What is being asked:
Copy every entry exactly.

Part of a data file:
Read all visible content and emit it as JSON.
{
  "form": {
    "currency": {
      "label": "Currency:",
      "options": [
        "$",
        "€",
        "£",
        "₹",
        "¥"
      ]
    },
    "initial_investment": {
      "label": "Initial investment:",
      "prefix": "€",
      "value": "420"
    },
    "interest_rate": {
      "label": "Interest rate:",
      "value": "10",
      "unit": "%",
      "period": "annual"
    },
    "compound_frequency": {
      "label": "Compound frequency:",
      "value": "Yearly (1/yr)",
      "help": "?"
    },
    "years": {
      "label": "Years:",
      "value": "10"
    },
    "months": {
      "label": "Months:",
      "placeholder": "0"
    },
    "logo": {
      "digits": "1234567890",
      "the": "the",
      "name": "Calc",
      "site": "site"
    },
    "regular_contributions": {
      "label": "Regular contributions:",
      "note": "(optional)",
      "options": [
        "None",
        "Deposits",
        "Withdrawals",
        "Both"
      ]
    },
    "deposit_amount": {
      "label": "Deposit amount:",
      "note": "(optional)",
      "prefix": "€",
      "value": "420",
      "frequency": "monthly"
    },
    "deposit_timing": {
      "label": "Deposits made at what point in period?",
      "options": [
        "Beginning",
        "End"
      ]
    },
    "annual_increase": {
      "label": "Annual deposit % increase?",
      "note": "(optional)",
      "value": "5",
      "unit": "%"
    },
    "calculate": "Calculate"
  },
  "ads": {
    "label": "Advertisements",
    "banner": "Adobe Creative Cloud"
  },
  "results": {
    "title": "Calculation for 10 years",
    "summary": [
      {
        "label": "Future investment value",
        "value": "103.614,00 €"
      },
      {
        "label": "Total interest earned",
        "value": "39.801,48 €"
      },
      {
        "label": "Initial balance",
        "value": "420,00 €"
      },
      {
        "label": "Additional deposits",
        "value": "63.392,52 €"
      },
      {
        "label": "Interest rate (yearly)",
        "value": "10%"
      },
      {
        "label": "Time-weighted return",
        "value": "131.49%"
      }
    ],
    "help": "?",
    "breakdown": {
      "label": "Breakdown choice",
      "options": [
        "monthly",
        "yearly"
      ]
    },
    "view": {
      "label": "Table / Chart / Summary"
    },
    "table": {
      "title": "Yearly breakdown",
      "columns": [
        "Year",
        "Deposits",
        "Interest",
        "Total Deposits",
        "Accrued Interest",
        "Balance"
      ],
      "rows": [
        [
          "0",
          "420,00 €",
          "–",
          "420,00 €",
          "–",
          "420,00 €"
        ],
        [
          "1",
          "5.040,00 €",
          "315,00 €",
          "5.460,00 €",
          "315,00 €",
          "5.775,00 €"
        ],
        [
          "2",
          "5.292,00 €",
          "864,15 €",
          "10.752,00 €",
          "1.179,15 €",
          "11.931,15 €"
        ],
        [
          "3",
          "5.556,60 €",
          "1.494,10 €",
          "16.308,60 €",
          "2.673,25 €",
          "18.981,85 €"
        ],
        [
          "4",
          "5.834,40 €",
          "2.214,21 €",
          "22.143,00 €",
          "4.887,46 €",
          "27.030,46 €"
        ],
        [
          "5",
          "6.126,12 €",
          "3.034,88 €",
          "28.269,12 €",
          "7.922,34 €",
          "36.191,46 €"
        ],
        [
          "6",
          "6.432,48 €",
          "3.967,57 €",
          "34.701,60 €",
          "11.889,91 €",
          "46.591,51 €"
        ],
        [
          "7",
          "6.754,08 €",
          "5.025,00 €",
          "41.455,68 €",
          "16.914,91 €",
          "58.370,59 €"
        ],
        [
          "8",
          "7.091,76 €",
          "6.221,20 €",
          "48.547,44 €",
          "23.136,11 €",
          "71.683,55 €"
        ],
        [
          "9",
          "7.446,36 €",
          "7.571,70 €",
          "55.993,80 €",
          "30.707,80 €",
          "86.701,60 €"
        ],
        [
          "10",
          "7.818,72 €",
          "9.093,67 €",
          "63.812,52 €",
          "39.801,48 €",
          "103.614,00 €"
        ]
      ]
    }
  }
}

Task answer:
Read all visible content and emit it as JSON.
{
  "form": {
    "currency": {
      "label": "Currency:",
      "options": [
        "$",
        "€",
        "£",
        "₹",
        "¥"
      ]
    },
    "initial_investment": {
      "label": "Initial investment:",
      "prefix": "€",
      "value": "420"
    },
    "interest_rate": {
      "label": "Interest rate:",
      "value": "10",
      "unit": "%",
      "period": "annual"
    },
    "compound_frequency": {
      "label": "Compound frequency:",
      "value": "Yearly (1/yr)",
      "help": "?"
    },
    "years": {
      "label": "Years:",
      "value": "10"
    },
    "months": {
      "label": "Months:",
      "placeholder": "0"
    },
    "logo": {
      "digits": "1234567890",
      "the": "the",
      "name": "Calc",
      "site": "site"
    },
    "regular_contributions": {
      "label": "Regular contributions:",
      "note": "(optional)",
      "options": [
        "None",
        "Deposits",
        "Withdrawals",
        "Both"
      ]
    },
    "deposit_amount": {
      "label": "Deposit amount:",
      "note": "(optional)",
      "prefix": "€",
      "value": "420",
      "frequency": "monthly"
    },
    "deposit_timing": {
      "label": "Deposits made at what point in period?",
      "options": [
        "Beginning",
        "End"
      ]
    },
    "annual_increase": {
      "label": "Annual deposit % increase?",
      "note": "(optional)",
      "value": "5",
      "unit": "%"
    },
    "calculate": "Calculate"
  },
  "ads": {
    "label": "Advertisements",
    "banner": "Adobe Creative Cloud"
  },
  "results": {
    "title": "Calculation for 10 years",
    "summary": [
      {
        "label": "Future investment value",
        "value": "103.614,00 €"
      },
      {
        "label": "Total interest earned",
        "value": "39.801,48 €"
      },
      {
        "label": "Initial balance",
        "value": "420,00 €"
      },
      {
        "label": "Additional deposits",
        "value": "63.392,52 €"
      },
      {
        "label": "Interest rate (yearly)",
        "value": "10%"
      },
      {
        "label": "Time-weighted return",
        "value": "131.49%"
      }
    ],
    "help": "?",
    "breakdown": {
      "label": "Breakdown choice",
      "options": [
        "monthly",
        "yearly"
      ]
    },
    "view": {
      "label": "Table / Chart / Summary"
    },
    "table": {
      "title": "Yearly breakdown",
      "columns": [
        "Year",
        "Deposits",
        "Interest",
        "Total Deposits",
        "Accrued Interest",
        "Balance"
      ],
      "rows": [
        [
          "0",
          "420,00 €",
          "–",
          "420,00 €",
          "–",
          "420,00 €"
        ],
        [
          "1",
          "5.040,00 €",
          "315,00 €",
          "5.460,00 €",
          "315,00 €",
          "5.775,00 €"
        ],
        [
          "2",
          "5.292,00 €",
          "864,15 €",
          "10.752,00 €",
          "1.179,15 €",
          "11.931,15 €"
        ],
        [
          "3",
          "5.556,60 €",
          "1.494,10 €",
          "16.308,60 €",
          "2.673,25 €",
          "18.981,85 €"
        ],
        [
          "4",
          "5.834,40 €",
          "2.214,21 €",
          "22.143,00 €",
          "4.887,46 €",
          "27.030,46 €"
        ],
        [
          "5",
          "6.126,12 €",
          "3.034,88 €",
          "28.269,12 €",
          "7.922,34 €",
          "36.191,46 €"
        ],
        [
          "6",
          "6.432,48 €",
          "3.967,57 €",
          "34.701,60 €",
          "11.889,91 €",
          "46.591,51 €"
        ],
        [
          "7",
          "6.754,08 €",
          "5.025,00 €",
          "41.455,68 €",
          "16.914,91 €",
          "58.370,59 €"
        ],
        [
          "8",
          "7.091,76 €",
          "6.221,20 €",
          "48.547,44 €",
          "23.136,11 €",
          "71.683,55 €"
        ],
        [
          "9",
          "7.446,36 €",
          "7.571,70 €",
          "55.993,80 €",
          "30.707,80 €",
          "86.701,60 €"
        ],
        [
          "10",
          "7.818,72 €",
          "9.093,67 €",
          "63.812,52 €",
          "39.801,48 €",
          "103.614,00 €"
        ]
      ]
    }
  }
}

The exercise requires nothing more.